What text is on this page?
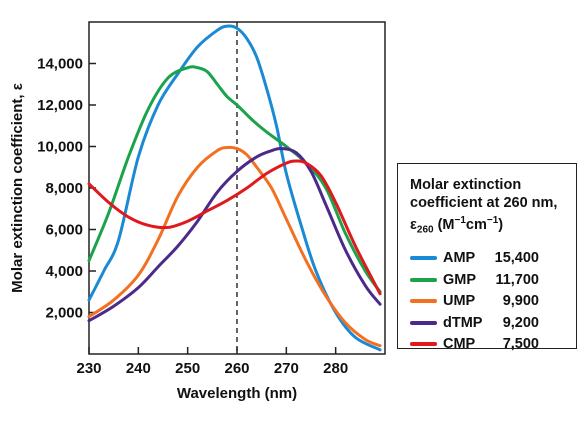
2,000
4,000
6,000
8,000
10,000
12,000
14,000
230 240 250 260 270 280
Wavelength (nm)
Molar extinction coefficient, ε	Molar extinction
coefficient at 260 nm,
$\varepsilon_{260}$ $(M^{-1}cm^{-1})$
AMP	15,400
GMP	11,700
UMP	9,900
dTMP	9,200
CMP	7,500
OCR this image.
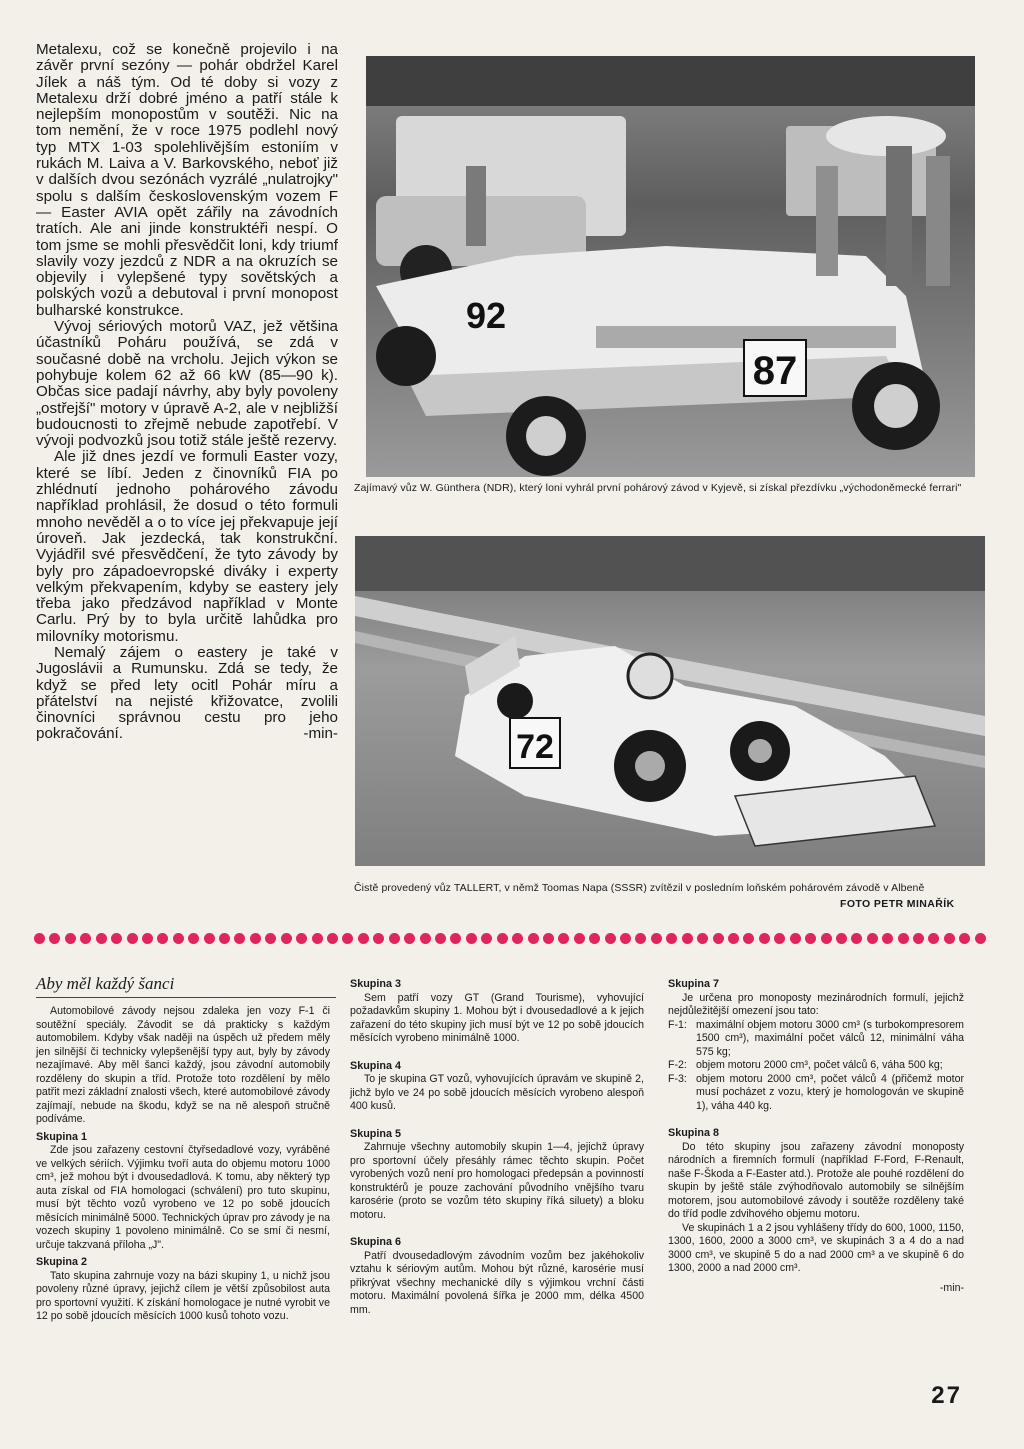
Metalexu, což se konečně projevilo i na závěr první sezóny — pohár obdržel Karel Jílek a náš tým. Od té doby si vozy z Metalexu drží dobré jméno a patří stále k nejlepším monopostům v soutěži. Nic na tom nemění, že v roce 1975 podlehl nový typ MTX 1-03 spolehlivějším estoniím v rukách M. Laiva a V. Barkovského, neboť již v dalších dvou sezónách vyzrálé „nulatrojky" spolu s dalším československým vozem F — Easter AVIA opět zářily na závodních tratích. Ale ani jinde konstruktéři nespí. O tom jsme se mohli přesvědčit loni, kdy triumf slavily vozy jezdců z NDR a na okruzích se objevily i vylepšené typy sovětských a polských vozů a debutoval i první monopost bulharské konstrukce.

Vývoj sériových motorů VAZ, jež většina účastníků Poháru používá, se zdá v současné době na vrcholu. Jejich výkon se pohybuje kolem 62 až 66 kW (85—90 k). Občas sice padají návrhy, aby byly povoleny „ostřejší" motory v úpravě A-2, ale v nejbližší budoucnosti to zřejmě nebude zapotřebí. V vývoji podvozků jsou totiž stále ještě rezervy.

Ale již dnes jezdí ve formuli Easter vozy, které se líbí. Jeden z činovníků FIA po zhlédnutí jednoho pohárového závodu například prohlásil, že dosud o této formuli mnoho nevěděl a o to více jej překvapuje její úroveň. Jak jezdecká, tak konstrukční. Vyjádřil své přesvědčení, že tyto závody by byly pro západoevropské diváky i experty velkým překvapením, kdyby se eastery jely třeba jako předzávod například v Monte Carlu. Prý by to byla určitě lahůdka pro milovníky motorismu.

Nemalý zájem o eastery je také v Jugoslávii a Rumunsku. Zdá se tedy, že když se před lety ocitl Pohár míru a přátelství na nejisté křižovatce, zvolili činovníci správnou cestu pro jeho pokračování.	-min-

87
92
Zajímavý vůz W. Günthera (NDR), který loni vyhrál první pohárový závod v Kyjevě, si získal přezdívku „východoněmecké ferrari"
72
Čistě provedený vůz TALLERT, v němž Toomas Napa (SSSR) zvítězil v posledním loňském pohárovém závodě v Albeně
FOTO PETR MINAŘÍK
Aby měl každý šanci

Automobilové závody nejsou zdaleka jen vozy F-1 či soutěžní speciály. Závodit se dá prakticky s každým automobilem. Kdyby však naději na úspěch už předem měly jen silnější či technicky vylepšenější typy aut, byly by závody nezajímavé. Aby měl šanci každý, jsou závodní automobily rozděleny do skupin a tříd. Protože toto rozdělení by mělo patřit mezi základní znalosti všech, které automobilové závody zajímají, nebude na škodu, když se na ně alespoň stručně podíváme.

Skupina 1

Zde jsou zařazeny cestovní čtyřsedadlové vozy, vyráběné ve velkých sériích. Výjimku tvoří auta do objemu motoru 1000 cm³, jež mohou být i dvousedadlová. K tomu, aby některý typ auta získal od FIA homologaci (schválení) pro tuto skupinu, musí být těchto vozů vyrobeno ve 12 po sobě jdoucích měsících minimálně 5000. Technických úprav pro závody je na vozech skupiny 1 povoleno minimálně. Co se smí či nesmí, určuje takzvaná příloha „J".

Skupina 2

Tato skupina zahrnuje vozy na bázi skupiny 1, u nichž jsou povoleny různé úpravy, jejichž cílem je větší způsobilost auta pro sportovní využití. K získání homologace je nutné vyrobit ve 12 po sobě jdoucích měsících 1000 kusů tohoto vozu.

Skupina 3

Sem patří vozy GT (Grand Tourisme), vyhovující požadavkům skupiny 1. Mohou být i dvousedadlové a k jejich zařazení do této skupiny jich musí být ve 12 po sobě jdoucích měsících vyrobeno minimálně 1000.

Skupina 4

To je skupina GT vozů, vyhovujících úpravám ve skupině 2, jichž bylo ve 24 po sobě jdoucích měsících vyrobeno alespoň 400 kusů.

Skupina 5

Zahrnuje všechny automobily skupin 1—4, jejichž úpravy pro sportovní účely přesáhly rámec těchto skupin. Počet vyrobených vozů není pro homologaci předepsán a povinností konstruktérů je pouze zachování původního vnějšího tvaru karosérie (proto se vozům této skupiny říká siluety) a bloku motoru.

Skupina 6

Patří dvousedadlovým závodním vozům bez jakéhokoliv vztahu k sériovým autům. Mohou být různé, karosérie musí přikrývat všechny mechanické díly s výjimkou vrchní části motoru. Maximální povolená šířka je 2000 mm, délka 4500 mm.

Skupina 7

Je určena pro monoposty mezinárodních formulí, jejichž nejdůležitější omezení jsou tato:

F-1: maximální objem motoru 3000 cm³ (s turbokompresorem 1500 cm³), maximální počet válců 12, minimální váha 575 kg;
F-2: objem motoru 2000 cm³, počet válců 6, váha 500 kg;
F-3: objem motoru 2000 cm³, počet válců 4 (přičemž motor musí pocházet z vozu, který je homologován ve skupině 1), váha 440 kg.
Skupina 8

Do této skupiny jsou zařazeny závodní monoposty národních a firemních formulí (například F-Ford, F-Renault, naše F-Škoda a F-Easter atd.). Protože ale pouhé rozdělení do skupin by ještě stále zvýhodňovalo automobily se silnějším motorem, jsou automobilové závody i soutěže rozděleny také do tříd podle zdvihového objemu motoru.

Ve skupinách 1 a 2 jsou vyhlášeny třídy do 600, 1000, 1150, 1300, 1600, 2000 a 3000 cm³, ve skupinách 3 a 4 do a nad 3000 cm³, ve skupině 5 do a nad 2000 cm³ a ve skupině 6 do 1300, 2000 a nad 2000 cm³.

-min-
27
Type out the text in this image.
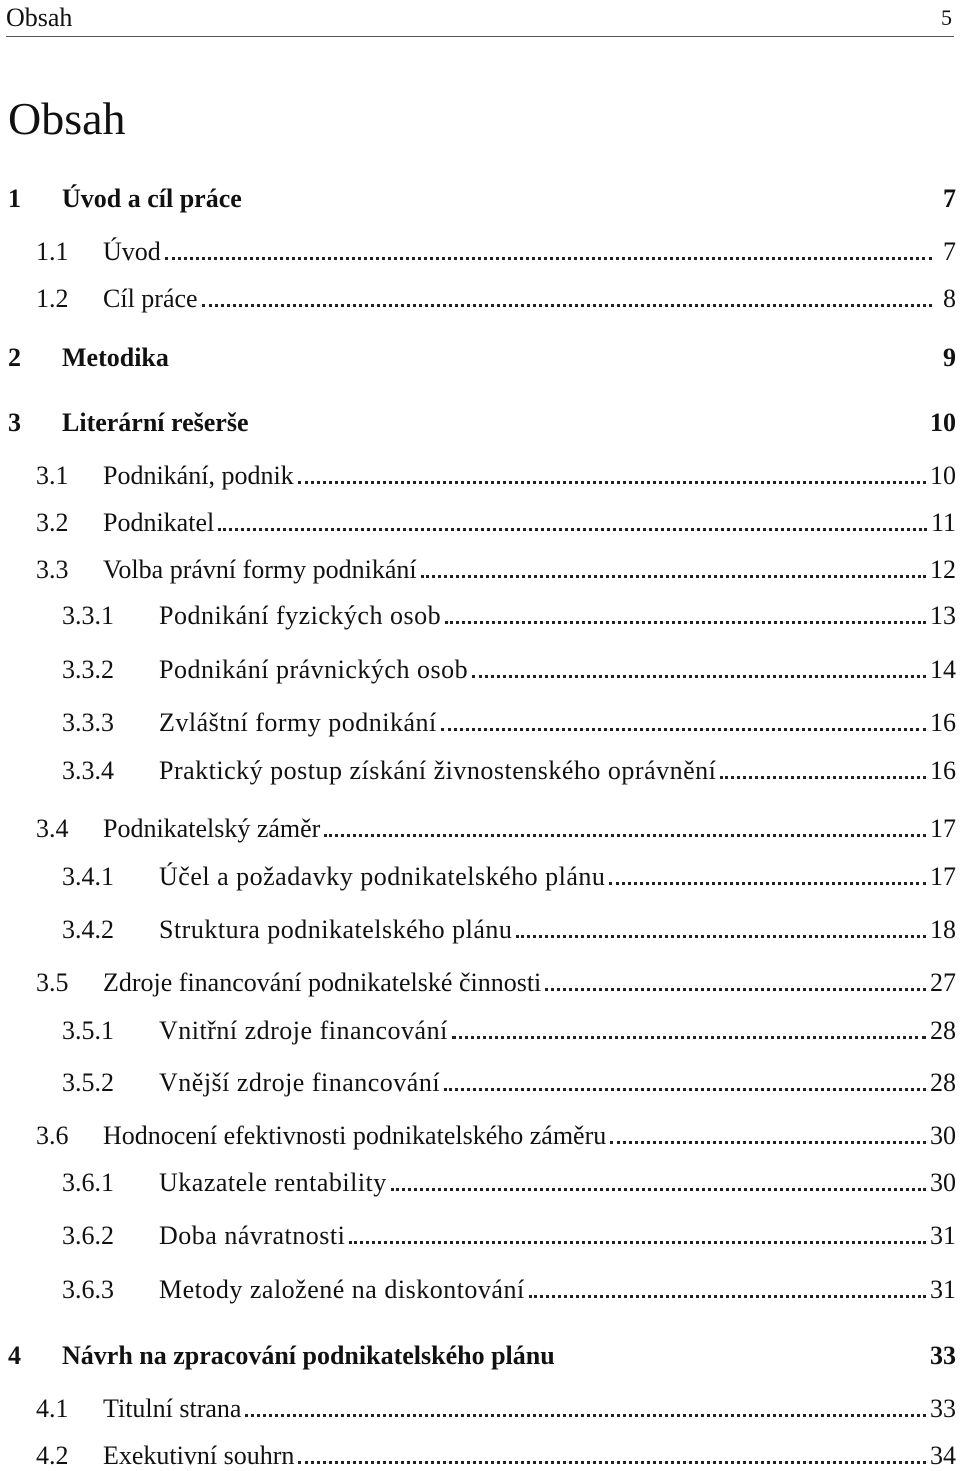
Obsah	5
Obsah
1	Úvod a cíl práce	7
1.1	Úvod	7
1.2	Cíl práce	8
2	Metodika	9
3	Literární rešerše	10
3.1	Podnikání, podnik	10
3.2	Podnikatel	11
3.3	Volba právní formy podnikání	12
3.3.1	Podnikání fyzických osob	13
3.3.2	Podnikání právnických osob	14
3.3.3	Zvláštní formy podnikání	16
3.3.4	Praktický postup získání živnostenského oprávnění	16
3.4	Podnikatelský záměr	17
3.4.1	Účel a požadavky podnikatelského plánu	17
3.4.2	Struktura podnikatelského plánu	18
3.5	Zdroje financování podnikatelské činnosti	27
3.5.1	Vnitřní zdroje financování	28
3.5.2	Vnější zdroje financování	28
3.6	Hodnocení efektivnosti podnikatelského záměru	30
3.6.1	Ukazatele rentability	30
3.6.2	Doba návratnosti	31
3.6.3	Metody založené na diskontování	31
4	Návrh na zpracování podnikatelského plánu	33
4.1	Titulní strana	33
4.2	Exekutivní souhrn	34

» **Challenge**
Print every entry above again without changing a word, and omit the pictures.

» **Full solution**
What text is on this page?
2,000
4,000
6,000
8,000
10,000
12,000
14,000
230 240 250 260 270 280
Wavelength (nm)
Molar extinction coefficient, ε	Molar extinction
coefficient at 260 nm,
$\varepsilon_{260}$ $(M^{-1}cm^{-1})$
AMP	15,400
GMP	11,700
UMP	9,900
dTMP	9,200
CMP	7,500
OCR this image.
Metalexu, což se konečně projevilo i na závěr první sezóny — pohár obdržel Karel Jílek a náš tým. Od té doby si vozy z Metalexu drží dobré jméno a patří stále k nejlepším monopostům v soutěži. Nic na tom nemění, že v roce 1975 podlehl nový typ MTX 1-03 spolehlivějším estoniím v rukách M. Laiva a V. Barkovského, neboť již v dalších dvou sezónách vyzrálé „nulatrojky" spolu s dalším československým vozem F — Easter AVIA opět zářily na závodních tratích. Ale ani jinde konstruktéři nespí. O tom jsme se mohli přesvědčit loni, kdy triumf slavily vozy jezdců z NDR a na okruzích se objevily i vylepšené typy sovětských a polských vozů a debutoval i první monopost bulharské konstrukce.

Vývoj sériových motorů VAZ, jež většina účastníků Poháru používá, se zdá v současné době na vrcholu. Jejich výkon se pohybuje kolem 62 až 66 kW (85—90 k). Občas sice padají návrhy, aby byly povoleny „ostřejší" motory v úpravě A-2, ale v nejbližší budoucnosti to zřejmě nebude zapotřebí. V vývoji podvozků jsou totiž stále ještě rezervy.

Ale již dnes jezdí ve formuli Easter vozy, které se líbí. Jeden z činovníků FIA po zhlédnutí jednoho pohárového závodu například prohlásil, že dosud o této formuli mnoho nevěděl a o to více jej překvapuje její úroveň. Jak jezdecká, tak konstrukční. Vyjádřil své přesvědčení, že tyto závody by byly pro západoevropské diváky i experty velkým překvapením, kdyby se eastery jely třeba jako předzávod například v Monte Carlu. Prý by to byla určitě lahůdka pro milovníky motorismu.

Nemalý zájem o eastery je také v Jugoslávii a Rumunsku. Zdá se tedy, že když se před lety ocitl Pohár míru a přátelství na nejisté křižovatce, zvolili činovníci správnou cestu pro jeho pokračování.	-min-

87
92
Zajímavý vůz W. Günthera (NDR), který loni vyhrál první pohárový závod v Kyjevě, si získal přezdívku „východoněmecké ferrari"
72
Čistě provedený vůz TALLERT, v němž Toomas Napa (SSSR) zvítězil v posledním loňském pohárovém závodě v Albeně
FOTO PETR MINAŘÍK
Aby měl každý šanci

Automobilové závody nejsou zdaleka jen vozy F-1 či soutěžní speciály. Závodit se dá prakticky s každým automobilem. Kdyby však naději na úspěch už předem měly jen silnější či technicky vylepšenější typy aut, byly by závody nezajímavé. Aby měl šanci každý, jsou závodní automobily rozděleny do skupin a tříd. Protože toto rozdělení by mělo patřit mezi základní znalosti všech, které automobilové závody zajímají, nebude na škodu, když se na ně alespoň stručně podíváme.

Skupina 1

Zde jsou zařazeny cestovní čtyřsedadlové vozy, vyráběné ve velkých sériích. Výjimku tvoří auta do objemu motoru 1000 cm³, jež mohou být i dvousedadlová. K tomu, aby některý typ auta získal od FIA homologaci (schválení) pro tuto skupinu, musí být těchto vozů vyrobeno ve 12 po sobě jdoucích měsících minimálně 5000. Technických úprav pro závody je na vozech skupiny 1 povoleno minimálně. Co se smí či nesmí, určuje takzvaná příloha „J".

Skupina 2

Tato skupina zahrnuje vozy na bázi skupiny 1, u nichž jsou povoleny různé úpravy, jejichž cílem je větší způsobilost auta pro sportovní využití. K získání homologace je nutné vyrobit ve 12 po sobě jdoucích měsících 1000 kusů tohoto vozu.

Skupina 3

Sem patří vozy GT (Grand Tourisme), vyhovující požadavkům skupiny 1. Mohou být i dvousedadlové a k jejich zařazení do této skupiny jich musí být ve 12 po sobě jdoucích měsících vyrobeno minimálně 1000.

Skupina 4

To je skupina GT vozů, vyhovujících úpravám ve skupině 2, jichž bylo ve 24 po sobě jdoucích měsících vyrobeno alespoň 400 kusů.

Skupina 5

Zahrnuje všechny automobily skupin 1—4, jejichž úpravy pro sportovní účely přesáhly rámec těchto skupin. Počet vyrobených vozů není pro homologaci předepsán a povinností konstruktérů je pouze zachování původního vnějšího tvaru karosérie (proto se vozům této skupiny říká siluety) a bloku motoru.

Skupina 6

Patří dvousedadlovým závodním vozům bez jakéhokoliv vztahu k sériovým autům. Mohou být různé, karosérie musí přikrývat všechny mechanické díly s výjimkou vrchní části motoru. Maximální povolená šířka je 2000 mm, délka 4500 mm.

Skupina 7

Je určena pro monoposty mezinárodních formulí, jejichž nejdůležitější omezení jsou tato:

F-1: maximální objem motoru 3000 cm³ (s turbokompresorem 1500 cm³), maximální počet válců 12, minimální váha 575 kg;
F-2: objem motoru 2000 cm³, počet válců 6, váha 500 kg;
F-3: objem motoru 2000 cm³, počet válců 4 (přičemž motor musí pocházet z vozu, který je homologován ve skupině 1), váha 440 kg.
Skupina 8

Do této skupiny jsou zařazeny závodní monoposty národních a firemních formulí (například F-Ford, F-Renault, naše F-Škoda a F-Easter atd.). Protože ale pouhé rozdělení do skupin by ještě stále zvýhodňovalo automobily se silnějším motorem, jsou automobilové závody i soutěže rozděleny také do tříd podle zdvihového objemu motoru.

Ve skupinách 1 a 2 jsou vyhlášeny třídy do 600, 1000, 1150, 1300, 1600, 2000 a 3000 cm³, ve skupinách 3 a 4 do a nad 3000 cm³, ve skupině 5 do a nad 2000 cm³ a ve skupině 6 do 1300, 2000 a nad 2000 cm³.

-min-
27
Type out the text in this image.
Obsah	5
Obsah
1	Úvod a cíl práce	7
1.1	Úvod	7
1.2	Cíl práce	8
2	Metodika	9
3	Literární rešerše	10
3.1	Podnikání, podnik	10
3.2	Podnikatel	11
3.3	Volba právní formy podnikání	12
3.3.1	Podnikání fyzických osob	13
3.3.2	Podnikání právnických osob	14
3.3.3	Zvláštní formy podnikání	16
3.3.4	Praktický postup získání živnostenského oprávnění	16
3.4	Podnikatelský záměr	17
3.4.1	Účel a požadavky podnikatelského plánu	17
3.4.2	Struktura podnikatelského plánu	18
3.5	Zdroje financování podnikatelské činnosti	27
3.5.1	Vnitřní zdroje financování	28
3.5.2	Vnější zdroje financování	28
3.6	Hodnocení efektivnosti podnikatelského záměru	30
3.6.1	Ukazatele rentability	30
3.6.2	Doba návratnosti	31
3.6.3	Metody založené na diskontování	31
4	Návrh na zpracování podnikatelského plánu	33
4.1	Titulní strana	33
4.2	Exekutivní souhrn	34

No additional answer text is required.